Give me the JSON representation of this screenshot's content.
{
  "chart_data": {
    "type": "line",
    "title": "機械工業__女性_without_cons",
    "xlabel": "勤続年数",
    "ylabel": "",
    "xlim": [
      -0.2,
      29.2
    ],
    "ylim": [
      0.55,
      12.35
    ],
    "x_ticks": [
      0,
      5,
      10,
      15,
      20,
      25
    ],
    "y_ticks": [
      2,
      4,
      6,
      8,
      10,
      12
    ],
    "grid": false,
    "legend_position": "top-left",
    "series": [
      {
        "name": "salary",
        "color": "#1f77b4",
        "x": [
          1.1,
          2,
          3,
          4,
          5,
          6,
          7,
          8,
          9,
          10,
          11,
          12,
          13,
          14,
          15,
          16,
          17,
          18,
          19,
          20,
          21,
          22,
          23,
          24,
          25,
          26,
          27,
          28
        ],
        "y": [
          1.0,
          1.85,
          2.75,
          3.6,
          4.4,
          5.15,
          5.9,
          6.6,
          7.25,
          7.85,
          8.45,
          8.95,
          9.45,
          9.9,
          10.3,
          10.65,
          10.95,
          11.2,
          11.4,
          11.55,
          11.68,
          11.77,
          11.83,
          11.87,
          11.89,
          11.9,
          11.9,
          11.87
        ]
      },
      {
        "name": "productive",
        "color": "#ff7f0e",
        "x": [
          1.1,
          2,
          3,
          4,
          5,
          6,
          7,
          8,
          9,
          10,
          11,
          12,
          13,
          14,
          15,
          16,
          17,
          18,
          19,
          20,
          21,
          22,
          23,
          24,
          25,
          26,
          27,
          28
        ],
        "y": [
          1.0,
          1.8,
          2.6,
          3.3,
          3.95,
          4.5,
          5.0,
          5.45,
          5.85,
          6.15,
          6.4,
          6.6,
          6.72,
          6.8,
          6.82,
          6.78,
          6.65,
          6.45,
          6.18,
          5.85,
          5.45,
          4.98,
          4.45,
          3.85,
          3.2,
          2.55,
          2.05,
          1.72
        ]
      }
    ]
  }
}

- _Work required_
Exact copies of all the records are required.

- _The solution_
Give me the JSON representation of this screenshot's content.
{
  "chart_data": {
    "type": "line",
    "title": "機械工業__女性_without_cons",
    "xlabel": "勤続年数",
    "ylabel": "",
    "xlim": [
      -0.2,
      29.2
    ],
    "ylim": [
      0.55,
      12.35
    ],
    "x_ticks": [
      0,
      5,
      10,
      15,
      20,
      25
    ],
    "y_ticks": [
      2,
      4,
      6,
      8,
      10,
      12
    ],
    "grid": false,
    "legend_position": "top-left",
    "series": [
      {
        "name": "salary",
        "color": "#1f77b4",
        "x": [
          1.1,
          2,
          3,
          4,
          5,
          6,
          7,
          8,
          9,
          10,
          11,
          12,
          13,
          14,
          15,
          16,
          17,
          18,
          19,
          20,
          21,
          22,
          23,
          24,
          25,
          26,
          27,
          28
        ],
        "y": [
          1.0,
          1.85,
          2.75,
          3.6,
          4.4,
          5.15,
          5.9,
          6.6,
          7.25,
          7.85,
          8.45,
          8.95,
          9.45,
          9.9,
          10.3,
          10.65,
          10.95,
          11.2,
          11.4,
          11.55,
          11.68,
          11.77,
          11.83,
          11.87,
          11.89,
          11.9,
          11.9,
          11.87
        ]
      },
      {
        "name": "productive",
        "color": "#ff7f0e",
        "x": [
          1.1,
          2,
          3,
          4,
          5,
          6,
          7,
          8,
          9,
          10,
          11,
          12,
          13,
          14,
          15,
          16,
          17,
          18,
          19,
          20,
          21,
          22,
          23,
          24,
          25,
          26,
          27,
          28
        ],
        "y": [
          1.0,
          1.8,
          2.6,
          3.3,
          3.95,
          4.5,
          5.0,
          5.45,
          5.85,
          6.15,
          6.4,
          6.6,
          6.72,
          6.8,
          6.82,
          6.78,
          6.65,
          6.45,
          6.18,
          5.85,
          5.45,
          4.98,
          4.45,
          3.85,
          3.2,
          2.55,
          2.05,
          1.72
        ]
      }
    ]
  }
}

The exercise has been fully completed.